## What is needed
Show all lines that include the string "股东权益"; copy each one.

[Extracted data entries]

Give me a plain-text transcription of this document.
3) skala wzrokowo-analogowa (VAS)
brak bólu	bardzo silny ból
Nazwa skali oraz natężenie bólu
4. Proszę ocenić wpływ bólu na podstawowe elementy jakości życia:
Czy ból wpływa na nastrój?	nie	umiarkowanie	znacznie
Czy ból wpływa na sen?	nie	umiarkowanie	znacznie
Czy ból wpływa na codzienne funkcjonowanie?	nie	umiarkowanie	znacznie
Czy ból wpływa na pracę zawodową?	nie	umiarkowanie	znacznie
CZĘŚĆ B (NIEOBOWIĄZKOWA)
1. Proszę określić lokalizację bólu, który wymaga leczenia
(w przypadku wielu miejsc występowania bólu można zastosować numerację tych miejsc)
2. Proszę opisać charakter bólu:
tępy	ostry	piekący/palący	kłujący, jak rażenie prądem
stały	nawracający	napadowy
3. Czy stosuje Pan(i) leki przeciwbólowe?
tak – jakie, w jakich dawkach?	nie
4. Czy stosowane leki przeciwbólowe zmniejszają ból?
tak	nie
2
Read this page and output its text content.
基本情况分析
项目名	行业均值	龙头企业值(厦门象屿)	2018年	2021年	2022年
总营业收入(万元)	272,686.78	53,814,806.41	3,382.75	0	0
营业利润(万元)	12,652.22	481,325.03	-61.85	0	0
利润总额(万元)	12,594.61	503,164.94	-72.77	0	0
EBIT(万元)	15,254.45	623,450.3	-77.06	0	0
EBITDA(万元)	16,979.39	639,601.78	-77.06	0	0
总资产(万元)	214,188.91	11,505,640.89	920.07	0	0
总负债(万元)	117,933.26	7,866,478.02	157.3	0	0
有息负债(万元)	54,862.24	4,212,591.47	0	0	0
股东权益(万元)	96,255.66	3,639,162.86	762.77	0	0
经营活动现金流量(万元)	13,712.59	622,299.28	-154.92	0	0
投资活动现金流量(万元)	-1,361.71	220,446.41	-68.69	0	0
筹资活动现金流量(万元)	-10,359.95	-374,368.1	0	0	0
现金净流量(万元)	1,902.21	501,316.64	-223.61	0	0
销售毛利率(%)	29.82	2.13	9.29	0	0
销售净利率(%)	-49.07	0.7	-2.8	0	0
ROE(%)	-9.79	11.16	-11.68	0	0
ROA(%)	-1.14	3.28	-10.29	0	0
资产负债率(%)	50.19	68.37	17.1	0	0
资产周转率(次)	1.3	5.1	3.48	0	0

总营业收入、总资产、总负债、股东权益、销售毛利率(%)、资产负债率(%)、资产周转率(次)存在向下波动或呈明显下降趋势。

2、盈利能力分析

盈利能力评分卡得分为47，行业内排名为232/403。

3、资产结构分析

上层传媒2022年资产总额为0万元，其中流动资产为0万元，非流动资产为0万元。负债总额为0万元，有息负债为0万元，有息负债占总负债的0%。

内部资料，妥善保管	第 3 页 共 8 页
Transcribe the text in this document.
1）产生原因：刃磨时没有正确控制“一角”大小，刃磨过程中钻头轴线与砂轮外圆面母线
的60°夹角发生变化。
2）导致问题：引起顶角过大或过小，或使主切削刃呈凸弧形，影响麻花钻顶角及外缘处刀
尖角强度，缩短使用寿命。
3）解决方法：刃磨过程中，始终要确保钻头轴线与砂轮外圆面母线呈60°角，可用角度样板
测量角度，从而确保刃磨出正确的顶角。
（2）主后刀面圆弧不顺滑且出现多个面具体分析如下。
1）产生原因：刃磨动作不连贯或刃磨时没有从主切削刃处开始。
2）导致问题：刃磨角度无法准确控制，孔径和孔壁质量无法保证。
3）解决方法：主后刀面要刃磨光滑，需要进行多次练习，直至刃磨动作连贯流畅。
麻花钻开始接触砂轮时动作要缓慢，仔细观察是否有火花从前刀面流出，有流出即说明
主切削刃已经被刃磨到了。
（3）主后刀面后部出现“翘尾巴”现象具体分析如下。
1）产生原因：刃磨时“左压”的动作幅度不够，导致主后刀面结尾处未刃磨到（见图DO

## Worked answer
股东权益(万元)	96,255.66	3,639,162.86	762.77	0	0
总营业收入、总资产、总负债、股东权益、销售毛利率(%)、资产负债率(%)、资产周转率(次)存在向下波动或呈明显下降趋势。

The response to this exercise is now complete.